>> start EXTRACTED MATERIAL
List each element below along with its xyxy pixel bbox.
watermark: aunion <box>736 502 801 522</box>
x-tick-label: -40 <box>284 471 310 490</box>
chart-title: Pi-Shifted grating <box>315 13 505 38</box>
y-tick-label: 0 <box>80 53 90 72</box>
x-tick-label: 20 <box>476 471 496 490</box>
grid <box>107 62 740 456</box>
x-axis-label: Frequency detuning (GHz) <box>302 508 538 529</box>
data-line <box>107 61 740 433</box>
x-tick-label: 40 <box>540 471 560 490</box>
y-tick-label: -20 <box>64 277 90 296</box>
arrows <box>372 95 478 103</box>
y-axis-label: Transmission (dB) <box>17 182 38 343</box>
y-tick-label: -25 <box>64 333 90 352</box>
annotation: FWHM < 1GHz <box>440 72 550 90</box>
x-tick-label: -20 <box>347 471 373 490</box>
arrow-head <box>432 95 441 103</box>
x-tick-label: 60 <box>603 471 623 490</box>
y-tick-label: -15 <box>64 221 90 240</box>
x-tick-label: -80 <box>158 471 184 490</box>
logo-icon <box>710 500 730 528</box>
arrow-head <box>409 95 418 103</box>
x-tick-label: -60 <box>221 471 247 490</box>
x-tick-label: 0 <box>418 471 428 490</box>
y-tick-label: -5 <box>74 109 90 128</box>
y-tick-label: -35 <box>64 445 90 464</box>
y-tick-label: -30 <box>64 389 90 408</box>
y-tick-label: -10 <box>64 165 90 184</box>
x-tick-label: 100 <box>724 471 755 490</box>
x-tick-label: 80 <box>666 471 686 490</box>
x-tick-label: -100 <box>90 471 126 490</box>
>> end EXTRACTED MATERIAL
Copy out every line of the material above word for word, in the same order.

→ **ANSWER**:
List each element below along with its xyxy pixel bbox.
watermark: aunion <box>736 502 801 522</box>
x-tick-label: -40 <box>284 471 310 490</box>
chart-title: Pi-Shifted grating <box>315 13 505 38</box>
y-tick-label: 0 <box>80 53 90 72</box>
x-tick-label: 20 <box>476 471 496 490</box>
grid <box>107 62 740 456</box>
x-axis-label: Frequency detuning (GHz) <box>302 508 538 529</box>
data-line <box>107 61 740 433</box>
x-tick-label: 40 <box>540 471 560 490</box>
y-tick-label: -20 <box>64 277 90 296</box>
arrows <box>372 95 478 103</box>
y-axis-label: Transmission (dB) <box>17 182 38 343</box>
y-tick-label: -25 <box>64 333 90 352</box>
annotation: FWHM < 1GHz <box>440 72 550 90</box>
x-tick-label: -20 <box>347 471 373 490</box>
arrow-head <box>432 95 441 103</box>
x-tick-label: 60 <box>603 471 623 490</box>
y-tick-label: -15 <box>64 221 90 240</box>
x-tick-label: -80 <box>158 471 184 490</box>
logo-icon <box>710 500 730 528</box>
arrow-head <box>409 95 418 103</box>
x-tick-label: -60 <box>221 471 247 490</box>
x-tick-label: 0 <box>418 471 428 490</box>
y-tick-label: -5 <box>74 109 90 128</box>
y-tick-label: -35 <box>64 445 90 464</box>
y-tick-label: -30 <box>64 389 90 408</box>
y-tick-label: -10 <box>64 165 90 184</box>
x-tick-label: 100 <box>724 471 755 490</box>
x-tick-label: 80 <box>666 471 686 490</box>
x-tick-label: -100 <box>90 471 126 490</box>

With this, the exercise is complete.